▶ [TASK TO CARRY OUT] The records below must be written out exactly, with every picture left behind.

▶ [EXERCISE INPUT]

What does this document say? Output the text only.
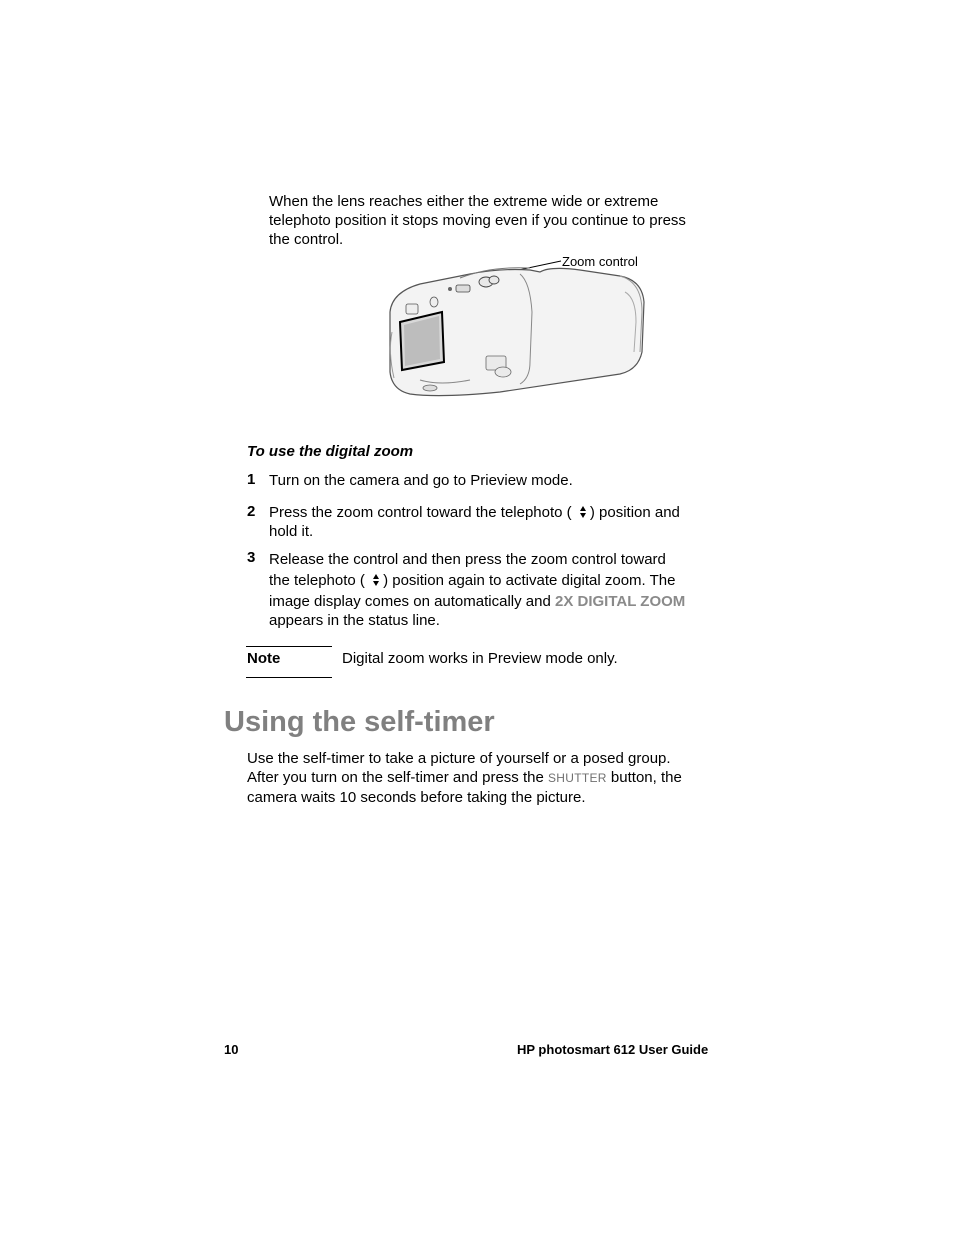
When the lens reaches either the extreme wide or extreme
telephoto position it stops moving even if you continue to press
the control.
Zoom control
To use the digital zoom
1 Turn on the camera and go to Prieview mode.
2 Press the zoom control toward the telephoto ( ) position and
hold it.
3 Release the control and then press the zoom control toward
the telephoto ( ) position again to activate digital zoom. The
image display comes on automatically and 2X DIGITAL ZOOM
appears in the status line.
Note	Digital zoom works in Preview mode only.
Using the self-timer
Use the self-timer to take a picture of yourself or a posed group.
After you turn on the self-timer and press the SHUTTER button, the
camera waits 10 seconds before taking the picture.
10	HP photosmart 612 User Guide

▶ [EXPECTED ANSWER]
What does this document say? Output the text only.
When the lens reaches either the extreme wide or extreme
telephoto position it stops moving even if you continue to press
the control.
Zoom control
To use the digital zoom
1 Turn on the camera and go to Prieview mode.
2 Press the zoom control toward the telephoto ( ) position and
hold it.
3 Release the control and then press the zoom control toward
the telephoto ( ) position again to activate digital zoom. The
image display comes on automatically and 2X DIGITAL ZOOM
appears in the status line.
Note	Digital zoom works in Preview mode only.
Using the self-timer
Use the self-timer to take a picture of yourself or a posed group.
After you turn on the self-timer and press the SHUTTER button, the
camera waits 10 seconds before taking the picture.
10	HP photosmart 612 User Guide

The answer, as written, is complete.